**RECORDS TO PROCESS:**

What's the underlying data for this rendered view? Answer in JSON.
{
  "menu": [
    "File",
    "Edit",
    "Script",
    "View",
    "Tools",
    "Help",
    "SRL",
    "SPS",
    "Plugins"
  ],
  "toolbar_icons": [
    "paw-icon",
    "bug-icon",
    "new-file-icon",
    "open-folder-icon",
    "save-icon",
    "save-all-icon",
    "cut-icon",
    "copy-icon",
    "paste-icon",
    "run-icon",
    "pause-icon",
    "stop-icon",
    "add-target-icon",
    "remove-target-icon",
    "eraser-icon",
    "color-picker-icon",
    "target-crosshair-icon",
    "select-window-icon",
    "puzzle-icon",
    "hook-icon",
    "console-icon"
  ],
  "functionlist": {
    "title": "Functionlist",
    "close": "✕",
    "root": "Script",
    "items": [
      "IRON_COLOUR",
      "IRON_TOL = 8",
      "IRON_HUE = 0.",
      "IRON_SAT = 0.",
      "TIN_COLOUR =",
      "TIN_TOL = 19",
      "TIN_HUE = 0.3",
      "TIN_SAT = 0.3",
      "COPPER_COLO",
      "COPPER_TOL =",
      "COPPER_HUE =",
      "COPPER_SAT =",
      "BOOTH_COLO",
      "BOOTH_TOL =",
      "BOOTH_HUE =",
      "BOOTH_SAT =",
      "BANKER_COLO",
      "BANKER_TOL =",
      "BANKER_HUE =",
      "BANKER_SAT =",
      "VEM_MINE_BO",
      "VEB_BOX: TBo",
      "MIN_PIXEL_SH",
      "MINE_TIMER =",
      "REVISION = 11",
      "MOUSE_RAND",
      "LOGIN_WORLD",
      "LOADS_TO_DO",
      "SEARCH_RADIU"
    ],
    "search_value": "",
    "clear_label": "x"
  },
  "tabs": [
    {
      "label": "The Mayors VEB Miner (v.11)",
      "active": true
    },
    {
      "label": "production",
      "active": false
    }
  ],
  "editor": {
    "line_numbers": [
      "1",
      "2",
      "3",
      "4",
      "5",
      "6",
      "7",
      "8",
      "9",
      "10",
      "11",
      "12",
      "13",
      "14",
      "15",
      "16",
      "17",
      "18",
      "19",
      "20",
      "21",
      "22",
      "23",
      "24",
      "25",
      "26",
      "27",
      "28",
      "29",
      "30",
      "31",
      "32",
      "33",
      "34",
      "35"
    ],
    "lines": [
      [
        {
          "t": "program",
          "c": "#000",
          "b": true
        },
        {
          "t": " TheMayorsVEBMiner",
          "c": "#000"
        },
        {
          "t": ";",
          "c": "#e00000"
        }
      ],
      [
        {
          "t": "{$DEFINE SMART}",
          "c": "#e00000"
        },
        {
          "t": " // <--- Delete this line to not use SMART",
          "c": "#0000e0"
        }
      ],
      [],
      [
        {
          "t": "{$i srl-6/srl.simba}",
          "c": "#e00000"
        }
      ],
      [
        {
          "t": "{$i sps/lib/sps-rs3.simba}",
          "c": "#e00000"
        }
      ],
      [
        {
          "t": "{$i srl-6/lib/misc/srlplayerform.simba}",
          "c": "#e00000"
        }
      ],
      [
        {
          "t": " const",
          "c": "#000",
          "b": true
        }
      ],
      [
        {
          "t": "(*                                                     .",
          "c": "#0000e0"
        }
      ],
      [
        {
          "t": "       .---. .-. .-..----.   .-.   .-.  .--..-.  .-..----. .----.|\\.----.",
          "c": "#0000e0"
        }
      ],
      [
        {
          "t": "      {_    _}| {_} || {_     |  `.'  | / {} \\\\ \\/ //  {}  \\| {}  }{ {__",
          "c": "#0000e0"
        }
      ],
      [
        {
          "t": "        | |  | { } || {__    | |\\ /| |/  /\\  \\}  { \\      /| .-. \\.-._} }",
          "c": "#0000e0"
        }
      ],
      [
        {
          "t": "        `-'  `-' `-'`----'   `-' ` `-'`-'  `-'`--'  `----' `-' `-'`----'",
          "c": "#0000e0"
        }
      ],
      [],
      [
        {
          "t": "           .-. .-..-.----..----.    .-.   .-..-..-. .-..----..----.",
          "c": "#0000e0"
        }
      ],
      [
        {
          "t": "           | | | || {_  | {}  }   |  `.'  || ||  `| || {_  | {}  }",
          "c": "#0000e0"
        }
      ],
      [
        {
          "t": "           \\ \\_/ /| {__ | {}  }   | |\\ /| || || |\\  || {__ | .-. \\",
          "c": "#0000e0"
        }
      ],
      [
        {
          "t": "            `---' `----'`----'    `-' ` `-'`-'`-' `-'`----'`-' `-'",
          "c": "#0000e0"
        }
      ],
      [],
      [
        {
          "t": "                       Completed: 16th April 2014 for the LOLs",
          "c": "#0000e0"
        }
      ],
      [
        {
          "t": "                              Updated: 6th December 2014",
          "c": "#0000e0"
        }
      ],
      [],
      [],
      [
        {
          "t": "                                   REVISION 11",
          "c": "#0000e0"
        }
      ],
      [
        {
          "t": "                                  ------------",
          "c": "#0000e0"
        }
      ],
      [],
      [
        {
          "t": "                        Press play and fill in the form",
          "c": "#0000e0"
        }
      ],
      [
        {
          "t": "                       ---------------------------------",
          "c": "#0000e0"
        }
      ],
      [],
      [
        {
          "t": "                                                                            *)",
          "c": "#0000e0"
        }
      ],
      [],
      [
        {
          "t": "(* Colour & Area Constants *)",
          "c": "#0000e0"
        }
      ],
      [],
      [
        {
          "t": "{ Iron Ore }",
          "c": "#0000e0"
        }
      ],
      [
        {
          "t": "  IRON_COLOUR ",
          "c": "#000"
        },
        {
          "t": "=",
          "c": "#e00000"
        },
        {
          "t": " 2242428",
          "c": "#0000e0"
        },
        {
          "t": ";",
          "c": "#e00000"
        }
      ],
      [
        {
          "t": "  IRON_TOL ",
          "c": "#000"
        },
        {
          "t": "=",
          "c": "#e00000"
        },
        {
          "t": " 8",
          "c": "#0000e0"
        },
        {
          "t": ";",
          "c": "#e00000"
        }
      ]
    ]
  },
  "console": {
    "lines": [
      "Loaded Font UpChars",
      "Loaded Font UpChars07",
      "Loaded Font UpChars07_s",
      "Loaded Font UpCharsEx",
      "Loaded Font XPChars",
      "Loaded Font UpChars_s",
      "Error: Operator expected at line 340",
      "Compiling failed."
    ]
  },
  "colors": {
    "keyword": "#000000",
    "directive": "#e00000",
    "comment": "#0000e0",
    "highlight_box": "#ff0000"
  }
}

**YOUR OBJECTIVE:** Each line of the material should be echoed exactly.

**OUTPUT:**
What's the underlying data for this rendered view? Answer in JSON.
{
  "menu": [
    "File",
    "Edit",
    "Script",
    "View",
    "Tools",
    "Help",
    "SRL",
    "SPS",
    "Plugins"
  ],
  "toolbar_icons": [
    "paw-icon",
    "bug-icon",
    "new-file-icon",
    "open-folder-icon",
    "save-icon",
    "save-all-icon",
    "cut-icon",
    "copy-icon",
    "paste-icon",
    "run-icon",
    "pause-icon",
    "stop-icon",
    "add-target-icon",
    "remove-target-icon",
    "eraser-icon",
    "color-picker-icon",
    "target-crosshair-icon",
    "select-window-icon",
    "puzzle-icon",
    "hook-icon",
    "console-icon"
  ],
  "functionlist": {
    "title": "Functionlist",
    "close": "✕",
    "root": "Script",
    "items": [
      "IRON_COLOUR",
      "IRON_TOL = 8",
      "IRON_HUE = 0.",
      "IRON_SAT = 0.",
      "TIN_COLOUR =",
      "TIN_TOL = 19",
      "TIN_HUE = 0.3",
      "TIN_SAT = 0.3",
      "COPPER_COLO",
      "COPPER_TOL =",
      "COPPER_HUE =",
      "COPPER_SAT =",
      "BOOTH_COLO",
      "BOOTH_TOL =",
      "BOOTH_HUE =",
      "BOOTH_SAT =",
      "BANKER_COLO",
      "BANKER_TOL =",
      "BANKER_HUE =",
      "BANKER_SAT =",
      "VEM_MINE_BO",
      "VEB_BOX: TBo",
      "MIN_PIXEL_SH",
      "MINE_TIMER =",
      "REVISION = 11",
      "MOUSE_RAND",
      "LOGIN_WORLD",
      "LOADS_TO_DO",
      "SEARCH_RADIU"
    ],
    "search_value": "",
    "clear_label": "x"
  },
  "tabs": [
    {
      "label": "The Mayors VEB Miner (v.11)",
      "active": true
    },
    {
      "label": "production",
      "active": false
    }
  ],
  "editor": {
    "line_numbers": [
      "1",
      "2",
      "3",
      "4",
      "5",
      "6",
      "7",
      "8",
      "9",
      "10",
      "11",
      "12",
      "13",
      "14",
      "15",
      "16",
      "17",
      "18",
      "19",
      "20",
      "21",
      "22",
      "23",
      "24",
      "25",
      "26",
      "27",
      "28",
      "29",
      "30",
      "31",
      "32",
      "33",
      "34",
      "35"
    ],
    "lines": [
      [
        {
          "t": "program",
          "c": "#000",
          "b": true
        },
        {
          "t": " TheMayorsVEBMiner",
          "c": "#000"
        },
        {
          "t": ";",
          "c": "#e00000"
        }
      ],
      [
        {
          "t": "{$DEFINE SMART}",
          "c": "#e00000"
        },
        {
          "t": " // <--- Delete this line to not use SMART",
          "c": "#0000e0"
        }
      ],
      [],
      [
        {
          "t": "{$i srl-6/srl.simba}",
          "c": "#e00000"
        }
      ],
      [
        {
          "t": "{$i sps/lib/sps-rs3.simba}",
          "c": "#e00000"
        }
      ],
      [
        {
          "t": "{$i srl-6/lib/misc/srlplayerform.simba}",
          "c": "#e00000"
        }
      ],
      [
        {
          "t": " const",
          "c": "#000",
          "b": true
        }
      ],
      [
        {
          "t": "(*                                                     .",
          "c": "#0000e0"
        }
      ],
      [
        {
          "t": "       .---. .-. .-..----.   .-.   .-.  .--..-.  .-..----. .----.|\\.----.",
          "c": "#0000e0"
        }
      ],
      [
        {
          "t": "      {_    _}| {_} || {_     |  `.'  | / {} \\\\ \\/ //  {}  \\| {}  }{ {__",
          "c": "#0000e0"
        }
      ],
      [
        {
          "t": "        | |  | { } || {__    | |\\ /| |/  /\\  \\}  { \\      /| .-. \\.-._} }",
          "c": "#0000e0"
        }
      ],
      [
        {
          "t": "        `-'  `-' `-'`----'   `-' ` `-'`-'  `-'`--'  `----' `-' `-'`----'",
          "c": "#0000e0"
        }
      ],
      [],
      [
        {
          "t": "           .-. .-..-.----..----.    .-.   .-..-..-. .-..----..----.",
          "c": "#0000e0"
        }
      ],
      [
        {
          "t": "           | | | || {_  | {}  }   |  `.'  || ||  `| || {_  | {}  }",
          "c": "#0000e0"
        }
      ],
      [
        {
          "t": "           \\ \\_/ /| {__ | {}  }   | |\\ /| || || |\\  || {__ | .-. \\",
          "c": "#0000e0"
        }
      ],
      [
        {
          "t": "            `---' `----'`----'    `-' ` `-'`-'`-' `-'`----'`-' `-'",
          "c": "#0000e0"
        }
      ],
      [],
      [
        {
          "t": "                       Completed: 16th April 2014 for the LOLs",
          "c": "#0000e0"
        }
      ],
      [
        {
          "t": "                              Updated: 6th December 2014",
          "c": "#0000e0"
        }
      ],
      [],
      [],
      [
        {
          "t": "                                   REVISION 11",
          "c": "#0000e0"
        }
      ],
      [
        {
          "t": "                                  ------------",
          "c": "#0000e0"
        }
      ],
      [],
      [
        {
          "t": "                        Press play and fill in the form",
          "c": "#0000e0"
        }
      ],
      [
        {
          "t": "                       ---------------------------------",
          "c": "#0000e0"
        }
      ],
      [],
      [
        {
          "t": "                                                                            *)",
          "c": "#0000e0"
        }
      ],
      [],
      [
        {
          "t": "(* Colour & Area Constants *)",
          "c": "#0000e0"
        }
      ],
      [],
      [
        {
          "t": "{ Iron Ore }",
          "c": "#0000e0"
        }
      ],
      [
        {
          "t": "  IRON_COLOUR ",
          "c": "#000"
        },
        {
          "t": "=",
          "c": "#e00000"
        },
        {
          "t": " 2242428",
          "c": "#0000e0"
        },
        {
          "t": ";",
          "c": "#e00000"
        }
      ],
      [
        {
          "t": "  IRON_TOL ",
          "c": "#000"
        },
        {
          "t": "=",
          "c": "#e00000"
        },
        {
          "t": " 8",
          "c": "#0000e0"
        },
        {
          "t": ";",
          "c": "#e00000"
        }
      ]
    ]
  },
  "console": {
    "lines": [
      "Loaded Font UpChars",
      "Loaded Font UpChars07",
      "Loaded Font UpChars07_s",
      "Loaded Font UpCharsEx",
      "Loaded Font XPChars",
      "Loaded Font UpChars_s",
      "Error: Operator expected at line 340",
      "Compiling failed."
    ]
  },
  "colors": {
    "keyword": "#000000",
    "directive": "#e00000",
    "comment": "#0000e0",
    "highlight_box": "#ff0000"
  }
}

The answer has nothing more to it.